» **The exercise**
Note each line of the listing that contains the string "this", and copy it.

++++ Records to use ++++

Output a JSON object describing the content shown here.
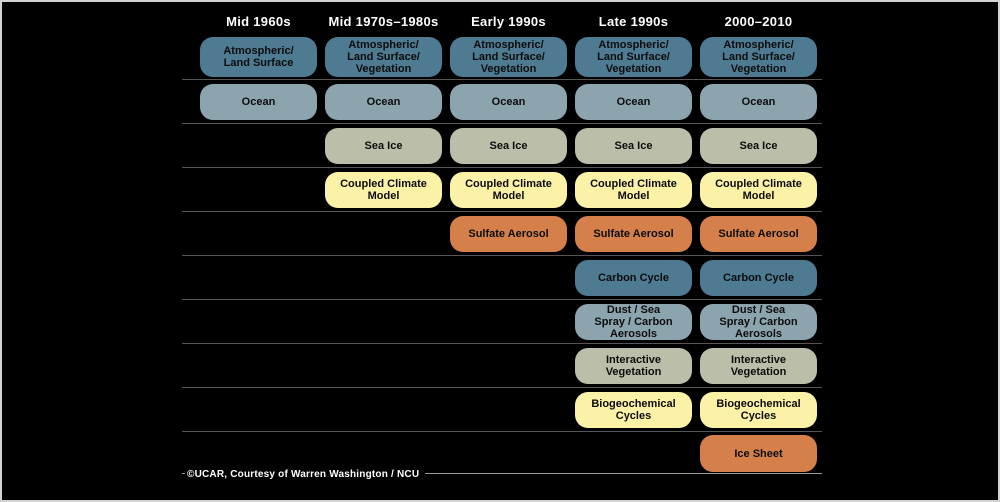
{
  "figure": {
    "background": "#000000",
    "frame_color": "#d2d2d2",
    "row_line_color": "#565656",
    "credit_line_color": "#9a9a9a",
    "credit": "©UCAR, Courtesy of Warren Washington / NCU"
  },
  "palette": {
    "teal": "#4E7A92",
    "blue_gray": "#8BA4AE",
    "olive": "#BBBFA9",
    "pale_yellow": "#FBF1A7",
    "orange": "#D5804A"
  },
  "columns": [
    {
      "id": "mid-1960s",
      "label": "Mid 1960s"
    },
    {
      "id": "mid-1970s-1980s",
      "label": "Mid 1970s–1980s"
    },
    {
      "id": "early-1990s",
      "label": "Early 1990s"
    },
    {
      "id": "late-1990s",
      "label": "Late 1990s"
    },
    {
      "id": "2000-2010",
      "label": "2000–2010"
    }
  ],
  "rows": [
    {
      "id": "atmospheric-land-surface",
      "palette": "teal",
      "cells": [
        "Atmospheric/\nLand Surface",
        "Atmospheric/\nLand Surface/\nVegetation",
        "Atmospheric/\nLand Surface/\nVegetation",
        "Atmospheric/\nLand Surface/\nVegetation",
        "Atmospheric/\nLand Surface/\nVegetation"
      ]
    },
    {
      "id": "ocean",
      "palette": "blue_gray",
      "cells": [
        "Ocean",
        "Ocean",
        "Ocean",
        "Ocean",
        "Ocean"
      ]
    },
    {
      "id": "sea-ice",
      "palette": "olive",
      "cells": [
        null,
        "Sea Ice",
        "Sea Ice",
        "Sea Ice",
        "Sea Ice"
      ]
    },
    {
      "id": "coupled-climate-model",
      "palette": "pale_yellow",
      "cells": [
        null,
        "Coupled Climate\nModel",
        "Coupled Climate\nModel",
        "Coupled Climate\nModel",
        "Coupled Climate\nModel"
      ]
    },
    {
      "id": "sulfate-aerosol",
      "palette": "orange",
      "cells": [
        null,
        null,
        "Sulfate Aerosol",
        "Sulfate Aerosol",
        "Sulfate Aerosol"
      ]
    },
    {
      "id": "carbon-cycle",
      "palette": "teal",
      "cells": [
        null,
        null,
        null,
        "Carbon Cycle",
        "Carbon Cycle"
      ]
    },
    {
      "id": "dust-sea-spray-carbon-aerosols",
      "palette": "blue_gray",
      "cells": [
        null,
        null,
        null,
        "Dust / Sea\nSpray / Carbon\nAerosols",
        "Dust / Sea\nSpray / Carbon\nAerosols"
      ]
    },
    {
      "id": "interactive-vegetation",
      "palette": "olive",
      "cells": [
        null,
        null,
        null,
        "Interactive\nVegetation",
        "Interactive\nVegetation"
      ]
    },
    {
      "id": "biogeochemical-cycles",
      "palette": "pale_yellow",
      "cells": [
        null,
        null,
        null,
        "Biogeochemical\nCycles",
        "Biogeochemical\nCycles"
      ]
    },
    {
      "id": "ice-sheet",
      "palette": "orange",
      "cells": [
        null,
        null,
        null,
        null,
        "Ice Sheet"
      ]
    }
  ]
}
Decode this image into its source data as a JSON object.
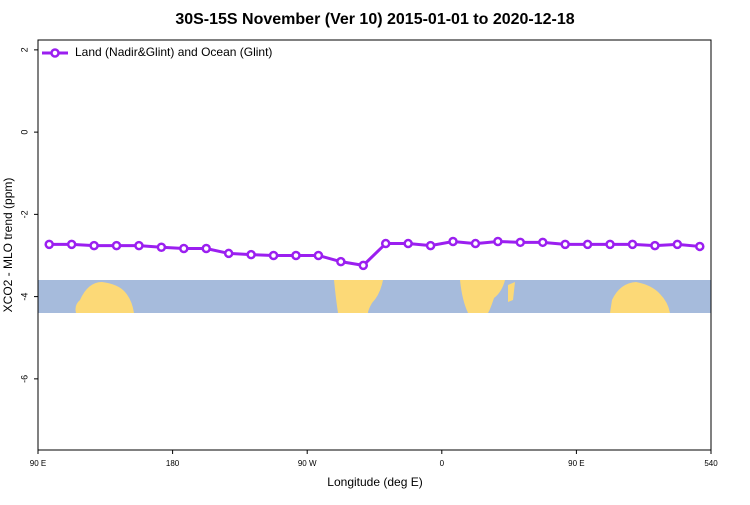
{
  "chart_data": {
    "type": "line",
    "title": "30S-15S November (Ver 10)   2015-01-01 to 2020-12-18",
    "x_label": "Longitude (deg E)",
    "y_label": "XCO2 - MLO trend (ppm)",
    "legend_position": "top-left",
    "x": [
      97.5,
      112.5,
      127.5,
      142.5,
      157.5,
      172.5,
      187.5,
      202.5,
      217.5,
      232.5,
      247.5,
      262.5,
      277.5,
      292.5,
      307.5,
      322.5,
      337.5,
      352.5,
      367.5,
      382.5,
      397.5,
      412.5,
      427.5,
      442.5,
      457.5,
      472.5,
      487.5,
      502.5,
      517.5,
      532.5
    ],
    "series": [
      {
        "name": "Land (Nadir&Glint) and Ocean (Glint)",
        "color": "#9b1ff0",
        "values": [
          -2.73,
          -2.73,
          -2.76,
          -2.76,
          -2.76,
          -2.8,
          -2.83,
          -2.83,
          -2.95,
          -2.98,
          -3.0,
          -3.0,
          -3.0,
          -3.15,
          -3.24,
          -2.71,
          -2.71,
          -2.76,
          -2.66,
          -2.71,
          -2.66,
          -2.68,
          -2.68,
          -2.73,
          -2.73,
          -2.73,
          -2.73,
          -2.76,
          -2.73,
          -2.78
        ]
      }
    ],
    "xlim": [
      90,
      540
    ],
    "xticks": [
      {
        "value": 90,
        "label": "90 E"
      },
      180,
      {
        "value": 270,
        "label": "90 W"
      },
      {
        "value": 360,
        "label": "0"
      },
      {
        "value": 450,
        "label": "90 E"
      },
      540
    ],
    "ylim": [
      -7.73,
      2.24
    ],
    "yticks": [
      2,
      0,
      -2,
      -4,
      -6
    ]
  }
}
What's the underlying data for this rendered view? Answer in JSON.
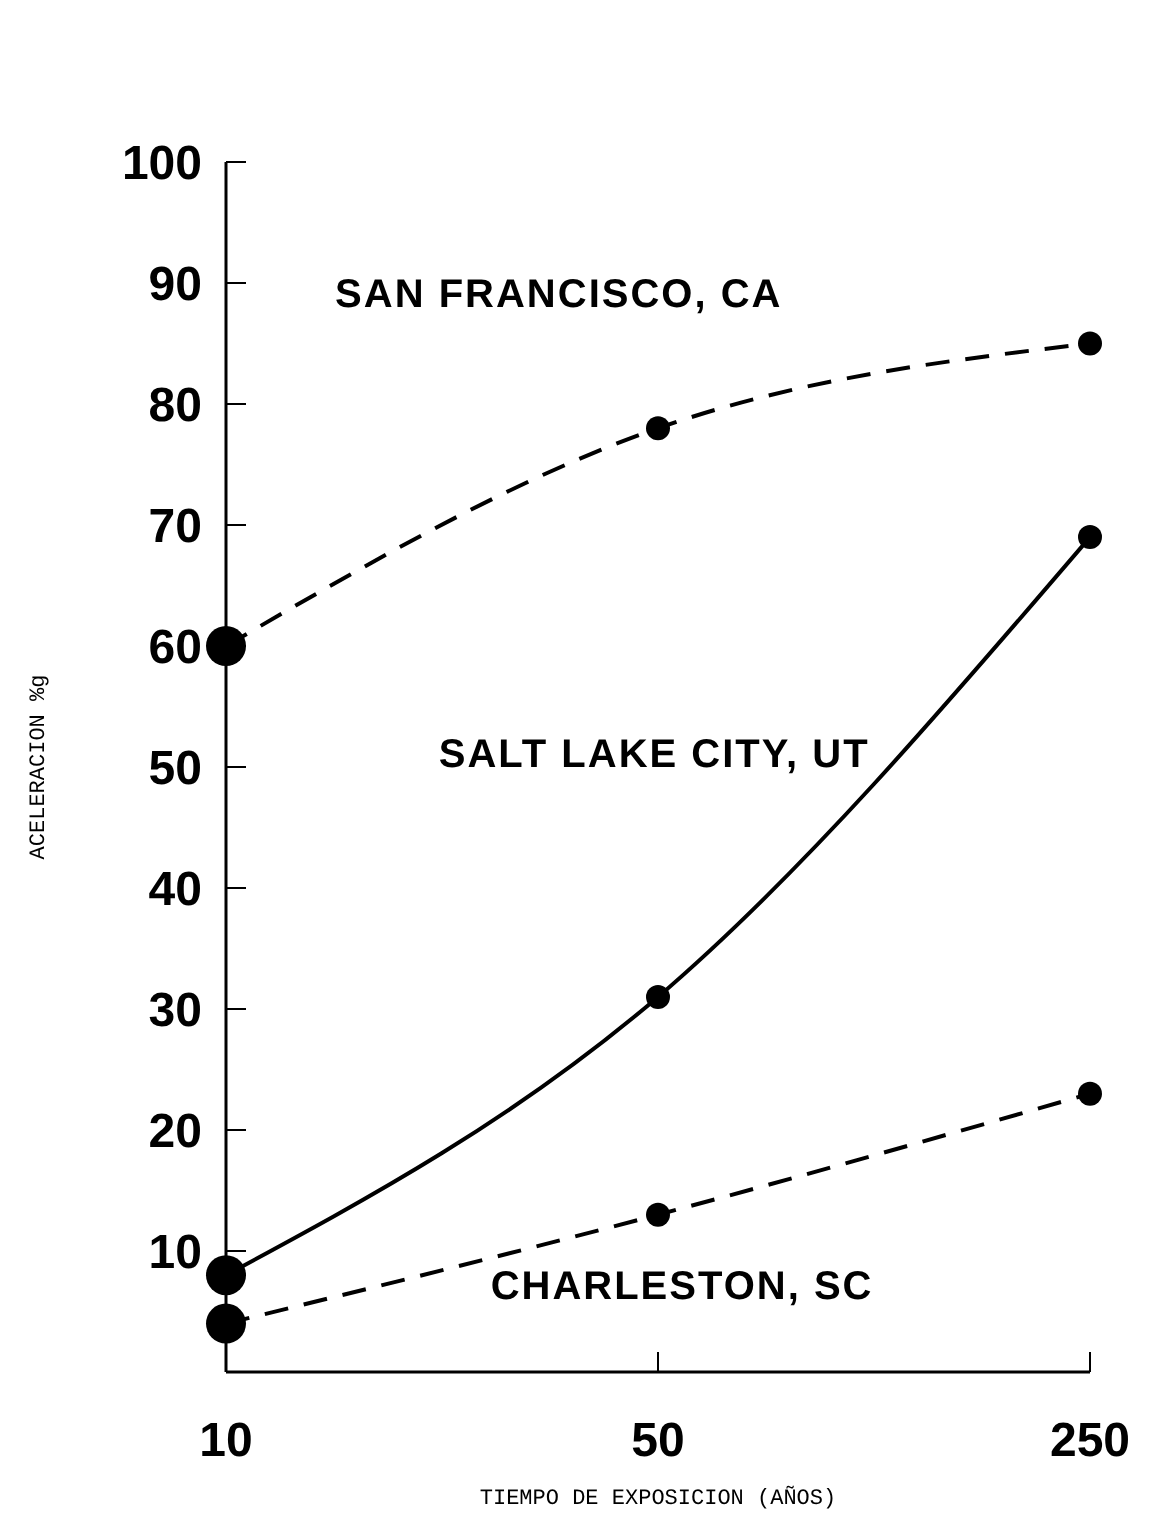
{
  "chart_data": {
    "type": "line",
    "xlabel": "TIEMPO DE EXPOSICION (AÑOS)",
    "ylabel": "ACELERACION %g",
    "categories": [
      "10",
      "50",
      "250"
    ],
    "ylim": [
      0,
      100
    ],
    "yticks": [
      10,
      20,
      30,
      40,
      50,
      60,
      70,
      80,
      90,
      100
    ],
    "marker": "circle",
    "grid": false,
    "series": [
      {
        "name": "SAN FRANCISCO, CA",
        "color": "#000000",
        "line_style": "dashed",
        "values": [
          60,
          78,
          85
        ]
      },
      {
        "name": "SALT LAKE CITY, UT",
        "color": "#000000",
        "line_style": "solid",
        "values": [
          8,
          31,
          69
        ]
      },
      {
        "name": "CHARLESTON, SC",
        "color": "#000000",
        "line_style": "dashed",
        "values": [
          4,
          13,
          23
        ]
      }
    ]
  }
}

++++

» **The completed task**
Decode this image into its source data as a JSON object.
What's the underlying data for this rendered view? Answer in JSON.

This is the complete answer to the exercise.